*Job*.
Each line in the entries below that holds the string "Projection" is to be listed.

*Data provided*.
• • •

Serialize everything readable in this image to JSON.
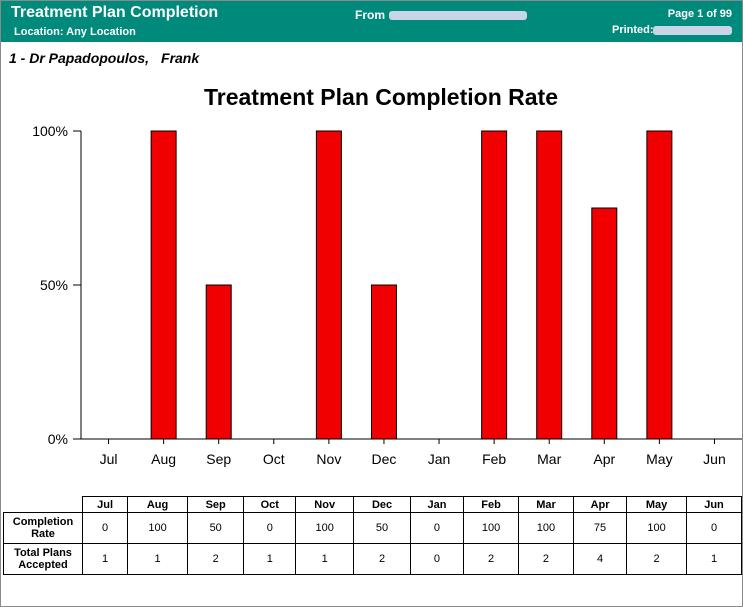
{
  "header": {
    "title": "Treatment Plan Completion",
    "location": "Location: Any Location",
    "from_label": "From",
    "page_label": "Page 1 of 99",
    "printed_label": "Printed:"
  },
  "provider": {
    "first": "1 - Dr Papadopoulos,",
    "second": "Frank"
  },
  "colors": {
    "header_bg": "#008a7c",
    "bar_fill": "#f00000"
  },
  "chart_data": {
    "type": "bar",
    "title": "Treatment Plan Completion Rate",
    "categories": [
      "Jul",
      "Aug",
      "Sep",
      "Oct",
      "Nov",
      "Dec",
      "Jan",
      "Feb",
      "Mar",
      "Apr",
      "May",
      "Jun"
    ],
    "values": [
      0,
      100,
      50,
      0,
      100,
      50,
      0,
      100,
      100,
      75,
      100,
      0
    ],
    "yticks": [
      "0%",
      "50%",
      "100%"
    ],
    "ylim": [
      0,
      100
    ],
    "grid": false
  },
  "table": {
    "headers": [
      "Jul",
      "Aug",
      "Sep",
      "Oct",
      "Nov",
      "Dec",
      "Jan",
      "Feb",
      "Mar",
      "Apr",
      "May",
      "Jun"
    ],
    "rows": [
      {
        "label": "Completion Rate",
        "cells": [
          "0",
          "100",
          "50",
          "0",
          "100",
          "50",
          "0",
          "100",
          "100",
          "75",
          "100",
          "0"
        ]
      },
      {
        "label": "Total Plans Accepted",
        "cells": [
          "1",
          "1",
          "2",
          "1",
          "1",
          "2",
          "0",
          "2",
          "2",
          "4",
          "2",
          "1"
        ]
      }
    ]
  }
}
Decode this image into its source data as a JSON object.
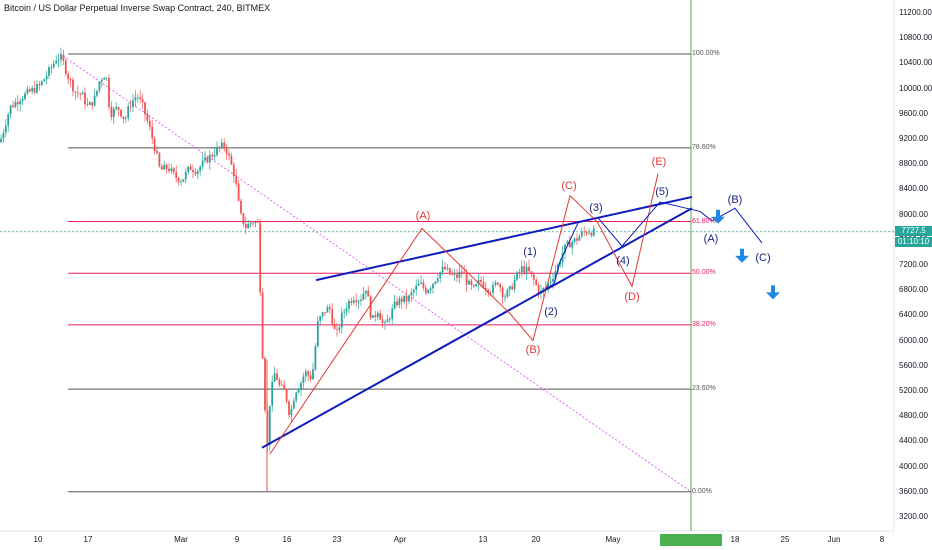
{
  "header": {
    "title": "Bitcoin / US Dollar Perpetual Inverse Swap Contract, 240, BITMEX"
  },
  "price_tag": {
    "price": "7727.5",
    "countdown": "01:10:10"
  },
  "date_tag": "",
  "colors": {
    "up": "#26a69a",
    "down": "#ef5350",
    "trendline": "#0d1bbf",
    "fib_gray": "#555555",
    "fib_pink": "#e91e63",
    "wave_red": "#e53935",
    "wave_blue": "#1a237e",
    "vertical_marker": "#4caf50",
    "arrow": "#1e88e5"
  },
  "chart_data": {
    "type": "candlestick",
    "symbol": "Bitcoin / US Dollar Perpetual Inverse Swap Contract",
    "interval": "240",
    "exchange": "BITMEX",
    "y_axis": {
      "ticks": [
        11200,
        10800,
        10400,
        10000,
        9600,
        9200,
        8800,
        8400,
        8000,
        7600,
        7200,
        6800,
        6400,
        6000,
        5600,
        5200,
        4800,
        4400,
        4000,
        3600,
        3200
      ],
      "range": [
        3000,
        11400
      ]
    },
    "x_axis": {
      "ticks": [
        "10",
        "17",
        "Mar",
        "9",
        "16",
        "23",
        "Apr",
        "13",
        "20",
        "May",
        "18",
        "25",
        "Jun",
        "8"
      ]
    },
    "last_price": 7727.5,
    "fib_levels": [
      {
        "label": "100.00%",
        "price": 10550,
        "color": "gray"
      },
      {
        "label": "78.60%",
        "price": 9060,
        "color": "gray"
      },
      {
        "label": "61.80%",
        "price": 7890,
        "color": "pink"
      },
      {
        "label": "50.00%",
        "price": 7070,
        "color": "pink"
      },
      {
        "label": "38.20%",
        "price": 6250,
        "color": "pink"
      },
      {
        "label": "23.60%",
        "price": 5230,
        "color": "gray"
      },
      {
        "label": "0.00%",
        "price": 3600,
        "color": "gray"
      }
    ],
    "price_path": [
      [
        0,
        9150
      ],
      [
        10,
        9700
      ],
      [
        20,
        9850
      ],
      [
        30,
        9950
      ],
      [
        40,
        10050
      ],
      [
        50,
        10300
      ],
      [
        57,
        10500
      ],
      [
        62,
        10470
      ],
      [
        68,
        10200
      ],
      [
        75,
        9950
      ],
      [
        82,
        9900
      ],
      [
        88,
        9700
      ],
      [
        95,
        9850
      ],
      [
        100,
        10150
      ],
      [
        106,
        10250
      ],
      [
        110,
        9600
      ],
      [
        118,
        9700
      ],
      [
        125,
        9500
      ],
      [
        130,
        9750
      ],
      [
        137,
        9900
      ],
      [
        143,
        9700
      ],
      [
        150,
        9350
      ],
      [
        155,
        9050
      ],
      [
        160,
        8700
      ],
      [
        168,
        8750
      ],
      [
        175,
        8600
      ],
      [
        182,
        8550
      ],
      [
        190,
        8750
      ],
      [
        197,
        8700
      ],
      [
        205,
        8850
      ],
      [
        212,
        8950
      ],
      [
        218,
        9050
      ],
      [
        225,
        9100
      ],
      [
        230,
        8850
      ],
      [
        235,
        8600
      ],
      [
        240,
        8000
      ],
      [
        246,
        7800
      ],
      [
        252,
        7900
      ],
      [
        258,
        7850
      ],
      [
        262,
        6000
      ],
      [
        264,
        5300
      ],
      [
        266,
        4600
      ],
      [
        268,
        4200
      ],
      [
        270,
        5100
      ],
      [
        275,
        5500
      ],
      [
        280,
        5250
      ],
      [
        285,
        5200
      ],
      [
        290,
        4800
      ],
      [
        295,
        5200
      ],
      [
        300,
        5300
      ],
      [
        305,
        5500
      ],
      [
        312,
        5400
      ],
      [
        318,
        6300
      ],
      [
        322,
        6400
      ],
      [
        326,
        6500
      ],
      [
        330,
        6500
      ],
      [
        336,
        6050
      ],
      [
        342,
        6400
      ],
      [
        348,
        6600
      ],
      [
        354,
        6700
      ],
      [
        360,
        6650
      ],
      [
        366,
        6850
      ],
      [
        372,
        6300
      ],
      [
        378,
        6500
      ],
      [
        384,
        6200
      ],
      [
        390,
        6400
      ],
      [
        396,
        6600
      ],
      [
        402,
        6650
      ],
      [
        408,
        6650
      ],
      [
        414,
        6800
      ],
      [
        420,
        6900
      ],
      [
        426,
        6800
      ],
      [
        432,
        6900
      ],
      [
        438,
        7050
      ],
      [
        444,
        7150
      ],
      [
        450,
        7050
      ],
      [
        456,
        7000
      ],
      [
        462,
        7100
      ],
      [
        468,
        6900
      ],
      [
        474,
        6800
      ],
      [
        480,
        6950
      ],
      [
        486,
        6850
      ],
      [
        492,
        6800
      ],
      [
        498,
        6950
      ],
      [
        504,
        6700
      ],
      [
        510,
        6800
      ],
      [
        516,
        7000
      ],
      [
        522,
        7150
      ],
      [
        528,
        7100
      ],
      [
        534,
        6950
      ],
      [
        540,
        6750
      ],
      [
        546,
        6850
      ],
      [
        552,
        7000
      ],
      [
        558,
        7200
      ],
      [
        564,
        7450
      ],
      [
        570,
        7550
      ],
      [
        576,
        7600
      ],
      [
        582,
        7700
      ],
      [
        588,
        7750
      ],
      [
        594,
        7720
      ]
    ],
    "series": [
      {
        "name": "Trendline upper",
        "points": [
          [
            316,
            6960
          ],
          [
            692,
            8280
          ]
        ]
      },
      {
        "name": "Trendline lower",
        "points": [
          [
            262,
            4300
          ],
          [
            692,
            8100
          ]
        ]
      },
      {
        "name": "Projection red",
        "points": [
          [
            270,
            4200
          ],
          [
            422,
            7780
          ],
          [
            510,
            6430
          ],
          [
            533,
            6000
          ],
          [
            570,
            8300
          ],
          [
            597,
            7890
          ],
          [
            632,
            6860
          ],
          [
            658,
            8650
          ]
        ]
      },
      {
        "name": "Projection blue",
        "points": [
          [
            545,
            6820
          ],
          [
            554,
            6900
          ],
          [
            560,
            7250
          ],
          [
            578,
            7870
          ],
          [
            598,
            7950
          ],
          [
            622,
            7500
          ],
          [
            660,
            8200
          ],
          [
            700,
            8050
          ],
          [
            712,
            7900
          ],
          [
            735,
            8100
          ],
          [
            762,
            7550
          ]
        ]
      }
    ],
    "wave_labels": [
      {
        "text": "(A)",
        "price": 7980,
        "x": 423,
        "color": "red"
      },
      {
        "text": "(B)",
        "price": 5850,
        "x": 533,
        "color": "red"
      },
      {
        "text": "(C)",
        "price": 8450,
        "x": 569,
        "color": "red"
      },
      {
        "text": "(D)",
        "price": 6700,
        "x": 632,
        "color": "red"
      },
      {
        "text": "(E)",
        "price": 8830,
        "x": 659,
        "color": "red"
      },
      {
        "text": "(1)",
        "price": 7400,
        "x": 530,
        "color": "blue"
      },
      {
        "text": "(2)",
        "price": 6450,
        "x": 551,
        "color": "blue"
      },
      {
        "text": "(3)",
        "price": 8100,
        "x": 596,
        "color": "blue"
      },
      {
        "text": "(4)",
        "price": 7260,
        "x": 623,
        "color": "blue"
      },
      {
        "text": "(5)",
        "price": 8360,
        "x": 662,
        "color": "blue"
      },
      {
        "text": "(A)",
        "price": 7610,
        "x": 711,
        "color": "blue"
      },
      {
        "text": "(B)",
        "price": 8230,
        "x": 735,
        "color": "blue"
      },
      {
        "text": "(C)",
        "price": 7310,
        "x": 763,
        "color": "blue"
      }
    ],
    "arrows": [
      {
        "x": 718,
        "price": 7950
      },
      {
        "x": 742,
        "price": 7330
      },
      {
        "x": 773,
        "price": 6750
      }
    ]
  }
}
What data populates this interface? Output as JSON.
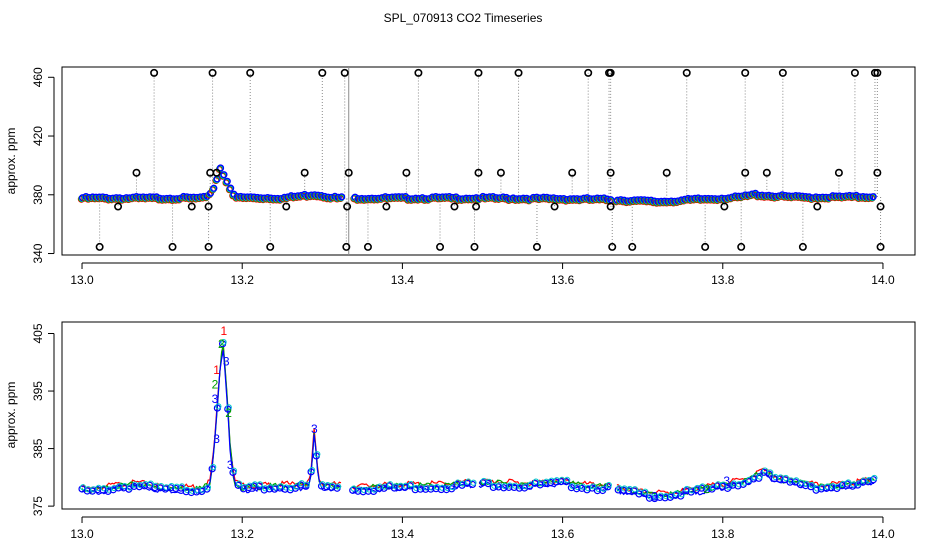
{
  "figure_title": "SPL_070913  CO2 Timeseries",
  "colors": {
    "frame": "#000000",
    "outlier": "#000000",
    "dotted": "#8c8c8c",
    "series1": "#ff0000",
    "series2": "#00a000",
    "series3": "#0000ff",
    "series4": "#00c8c8"
  },
  "chart_data": [
    {
      "type": "scatter",
      "title": "",
      "xlabel": "",
      "ylabel": "approx. ppm",
      "xlim": [
        12.975,
        14.04
      ],
      "ylim": [
        339,
        467
      ],
      "xticks": [
        13.0,
        13.2,
        13.4,
        13.6,
        13.8,
        14.0
      ],
      "xtick_labels": [
        "13.0",
        "13.2",
        "13.4",
        "13.6",
        "13.8",
        "14.0"
      ],
      "yticks": [
        340,
        380,
        420,
        460
      ],
      "ytick_labels": [
        "340",
        "380",
        "420",
        "460"
      ],
      "baseline": [
        [
          13.0,
          377.5
        ],
        [
          13.1,
          377.5
        ],
        [
          13.155,
          377.5
        ],
        [
          13.165,
          385
        ],
        [
          13.172,
          398
        ],
        [
          13.18,
          390
        ],
        [
          13.19,
          378
        ],
        [
          13.25,
          377.5
        ],
        [
          13.29,
          380
        ],
        [
          13.32,
          377.5
        ],
        [
          13.5,
          377.5
        ],
        [
          13.6,
          377
        ],
        [
          13.66,
          376.5
        ],
        [
          13.72,
          375
        ],
        [
          13.78,
          377
        ],
        [
          13.82,
          378
        ],
        [
          13.84,
          380
        ],
        [
          13.86,
          379
        ],
        [
          13.9,
          378
        ],
        [
          13.99,
          378.5
        ]
      ],
      "gaps": [
        [
          13.325,
          13.337
        ],
        [
          13.66,
          13.667
        ]
      ],
      "outliers_high": [
        13.09,
        13.163,
        13.21,
        13.3,
        13.328,
        13.42,
        13.495,
        13.545,
        13.632,
        13.658,
        13.66,
        13.755,
        13.828,
        13.875,
        13.965,
        13.99,
        13.993
      ],
      "outliers_low": [
        13.022,
        13.113,
        13.158,
        13.235,
        13.33,
        13.357,
        13.447,
        13.49,
        13.568,
        13.662,
        13.687,
        13.778,
        13.823,
        13.9,
        13.997
      ],
      "outliers_mid_high": [
        13.068,
        13.16,
        13.168,
        13.278,
        13.333,
        13.405,
        13.495,
        13.523,
        13.612,
        13.66,
        13.73,
        13.828,
        13.855,
        13.945,
        13.993
      ],
      "outliers_mid_low": [
        13.045,
        13.137,
        13.158,
        13.255,
        13.331,
        13.38,
        13.465,
        13.492,
        13.59,
        13.66,
        13.802,
        13.918,
        13.997
      ]
    },
    {
      "type": "line",
      "title": "",
      "xlabel": "",
      "ylabel": "approx. ppm",
      "xlim": [
        12.975,
        14.04
      ],
      "ylim": [
        374.5,
        407
      ],
      "xticks": [
        13.0,
        13.2,
        13.4,
        13.6,
        13.8,
        14.0
      ],
      "xtick_labels": [
        "13.0",
        "13.2",
        "13.4",
        "13.6",
        "13.8",
        "14.0"
      ],
      "yticks": [
        375,
        385,
        395,
        405
      ],
      "ytick_labels": [
        "375",
        "385",
        "395",
        "405"
      ],
      "series": [
        {
          "name": "1",
          "color": "#ff0000",
          "offset": 0.5
        },
        {
          "name": "2",
          "color": "#00a000",
          "offset": 0.2
        },
        {
          "name": "3",
          "color": "#0000ff",
          "offset": -0.2
        }
      ],
      "profile": [
        [
          13.0,
          377.8
        ],
        [
          13.01,
          377.4
        ],
        [
          13.04,
          378.2
        ],
        [
          13.07,
          378.6
        ],
        [
          13.1,
          377.9
        ],
        [
          13.15,
          377.9
        ],
        [
          13.16,
          379
        ],
        [
          13.165,
          385
        ],
        [
          13.172,
          398
        ],
        [
          13.176,
          403.5
        ],
        [
          13.18,
          396
        ],
        [
          13.185,
          385
        ],
        [
          13.19,
          379
        ],
        [
          13.2,
          378
        ],
        [
          13.25,
          378.3
        ],
        [
          13.28,
          378.4
        ],
        [
          13.285,
          379
        ],
        [
          13.29,
          388
        ],
        [
          13.295,
          379.5
        ],
        [
          13.3,
          378.3
        ],
        [
          13.325,
          378.3
        ],
        [
          13.337,
          377.9
        ],
        [
          13.4,
          378.3
        ],
        [
          13.45,
          378.4
        ],
        [
          13.49,
          378.8
        ],
        [
          13.52,
          378.8
        ],
        [
          13.55,
          378.5
        ],
        [
          13.6,
          379
        ],
        [
          13.63,
          378.3
        ],
        [
          13.66,
          378.2
        ],
        [
          13.667,
          377.8
        ],
        [
          13.7,
          377
        ],
        [
          13.73,
          376.8
        ],
        [
          13.76,
          377.4
        ],
        [
          13.8,
          378.4
        ],
        [
          13.83,
          379.3
        ],
        [
          13.85,
          380.8
        ],
        [
          13.87,
          379.4
        ],
        [
          13.9,
          378.9
        ],
        [
          13.92,
          378.2
        ],
        [
          13.96,
          378.5
        ],
        [
          13.99,
          379.3
        ]
      ],
      "gaps": [
        [
          13.325,
          13.337
        ],
        [
          13.488,
          13.495
        ],
        [
          13.66,
          13.667
        ]
      ],
      "labels": [
        {
          "text": "1",
          "series": "1",
          "x": 13.177,
          "y": 405.3
        },
        {
          "text": "2",
          "series": "2",
          "x": 13.174,
          "y": 403
        },
        {
          "text": "3",
          "series": "3",
          "x": 13.18,
          "y": 400
        },
        {
          "text": "1",
          "series": "1",
          "x": 13.168,
          "y": 398.5
        },
        {
          "text": "2",
          "series": "2",
          "x": 13.166,
          "y": 396
        },
        {
          "text": "3",
          "series": "3",
          "x": 13.166,
          "y": 393.5
        },
        {
          "text": "2",
          "series": "2",
          "x": 13.183,
          "y": 391
        },
        {
          "text": "3",
          "series": "3",
          "x": 13.168,
          "y": 386.5
        },
        {
          "text": "3",
          "series": "3",
          "x": 13.185,
          "y": 382
        },
        {
          "text": "3",
          "series": "3",
          "x": 13.29,
          "y": 388.3
        },
        {
          "text": "3",
          "series": "3",
          "x": 13.715,
          "y": 376.5
        },
        {
          "text": "2",
          "series": "2",
          "x": 13.78,
          "y": 377.8
        },
        {
          "text": "3",
          "series": "3",
          "x": 13.805,
          "y": 379.2
        }
      ]
    }
  ]
}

• • •

*Final answer*.
        "name": "Projection red",
        "name": "Projection blue",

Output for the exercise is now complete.